• TASK STATEMENT: Write the number of lines holding the word "данных", and nothing else.

- - - -

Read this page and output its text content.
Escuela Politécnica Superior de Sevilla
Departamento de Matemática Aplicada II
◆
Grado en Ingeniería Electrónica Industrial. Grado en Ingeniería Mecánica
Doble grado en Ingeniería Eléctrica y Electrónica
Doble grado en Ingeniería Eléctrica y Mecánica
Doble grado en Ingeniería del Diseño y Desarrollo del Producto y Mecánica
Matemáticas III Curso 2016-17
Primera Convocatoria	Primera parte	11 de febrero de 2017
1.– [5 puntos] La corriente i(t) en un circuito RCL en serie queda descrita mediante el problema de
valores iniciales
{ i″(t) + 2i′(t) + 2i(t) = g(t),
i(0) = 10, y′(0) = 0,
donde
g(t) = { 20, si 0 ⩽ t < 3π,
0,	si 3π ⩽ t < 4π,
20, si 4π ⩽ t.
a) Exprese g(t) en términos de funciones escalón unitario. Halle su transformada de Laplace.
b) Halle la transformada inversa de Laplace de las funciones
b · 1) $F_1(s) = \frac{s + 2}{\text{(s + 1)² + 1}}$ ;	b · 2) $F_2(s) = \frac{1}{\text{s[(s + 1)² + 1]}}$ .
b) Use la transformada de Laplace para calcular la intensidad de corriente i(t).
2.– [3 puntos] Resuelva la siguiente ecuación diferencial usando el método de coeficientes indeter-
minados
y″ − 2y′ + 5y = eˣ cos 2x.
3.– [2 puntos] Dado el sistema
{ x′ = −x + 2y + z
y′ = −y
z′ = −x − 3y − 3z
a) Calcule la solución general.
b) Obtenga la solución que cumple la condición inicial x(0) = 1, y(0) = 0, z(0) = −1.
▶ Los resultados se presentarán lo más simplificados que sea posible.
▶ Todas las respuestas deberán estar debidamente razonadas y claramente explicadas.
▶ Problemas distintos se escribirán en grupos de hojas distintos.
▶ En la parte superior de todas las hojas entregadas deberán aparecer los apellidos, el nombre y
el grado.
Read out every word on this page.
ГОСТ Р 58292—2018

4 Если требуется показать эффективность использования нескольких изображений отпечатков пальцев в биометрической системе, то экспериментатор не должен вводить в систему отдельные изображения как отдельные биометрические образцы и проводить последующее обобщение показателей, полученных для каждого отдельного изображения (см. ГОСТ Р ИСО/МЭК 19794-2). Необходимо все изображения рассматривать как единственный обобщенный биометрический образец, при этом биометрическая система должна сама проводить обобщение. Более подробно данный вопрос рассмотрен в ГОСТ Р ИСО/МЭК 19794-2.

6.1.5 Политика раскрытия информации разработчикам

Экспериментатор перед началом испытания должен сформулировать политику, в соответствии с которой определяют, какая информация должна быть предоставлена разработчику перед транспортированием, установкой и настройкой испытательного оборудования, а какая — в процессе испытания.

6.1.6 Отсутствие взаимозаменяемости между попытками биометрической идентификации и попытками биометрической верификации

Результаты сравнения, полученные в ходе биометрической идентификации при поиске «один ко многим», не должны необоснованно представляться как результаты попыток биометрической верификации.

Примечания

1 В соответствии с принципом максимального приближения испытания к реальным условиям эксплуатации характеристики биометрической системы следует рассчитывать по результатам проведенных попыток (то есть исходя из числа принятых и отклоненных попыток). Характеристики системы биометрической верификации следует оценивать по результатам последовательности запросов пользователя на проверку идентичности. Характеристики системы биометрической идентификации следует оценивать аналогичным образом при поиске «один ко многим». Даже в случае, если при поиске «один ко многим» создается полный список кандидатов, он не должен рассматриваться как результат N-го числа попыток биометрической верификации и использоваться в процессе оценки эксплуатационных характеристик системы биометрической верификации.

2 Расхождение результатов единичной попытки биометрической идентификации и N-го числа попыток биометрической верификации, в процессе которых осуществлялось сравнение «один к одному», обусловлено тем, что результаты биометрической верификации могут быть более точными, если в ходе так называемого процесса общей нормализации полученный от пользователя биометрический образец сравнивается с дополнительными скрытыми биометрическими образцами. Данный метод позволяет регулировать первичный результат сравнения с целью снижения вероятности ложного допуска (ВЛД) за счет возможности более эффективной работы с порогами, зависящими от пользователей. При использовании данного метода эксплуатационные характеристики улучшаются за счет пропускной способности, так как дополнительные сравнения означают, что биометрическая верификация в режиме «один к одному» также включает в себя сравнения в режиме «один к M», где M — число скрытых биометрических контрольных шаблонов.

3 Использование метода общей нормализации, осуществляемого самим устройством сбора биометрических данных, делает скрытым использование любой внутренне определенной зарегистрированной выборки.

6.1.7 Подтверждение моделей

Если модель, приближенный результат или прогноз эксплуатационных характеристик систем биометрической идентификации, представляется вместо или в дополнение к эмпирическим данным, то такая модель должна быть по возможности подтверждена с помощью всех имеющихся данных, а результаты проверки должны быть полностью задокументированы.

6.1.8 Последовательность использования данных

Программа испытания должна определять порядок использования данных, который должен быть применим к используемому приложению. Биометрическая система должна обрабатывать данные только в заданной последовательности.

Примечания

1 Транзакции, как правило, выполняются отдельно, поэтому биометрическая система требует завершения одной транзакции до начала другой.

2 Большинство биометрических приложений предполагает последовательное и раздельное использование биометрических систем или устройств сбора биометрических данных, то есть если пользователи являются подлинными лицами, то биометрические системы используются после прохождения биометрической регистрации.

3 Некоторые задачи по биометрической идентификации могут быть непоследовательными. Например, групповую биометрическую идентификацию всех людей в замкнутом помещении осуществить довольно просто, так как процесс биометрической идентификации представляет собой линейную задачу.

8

- - - -

• ANSWER: 5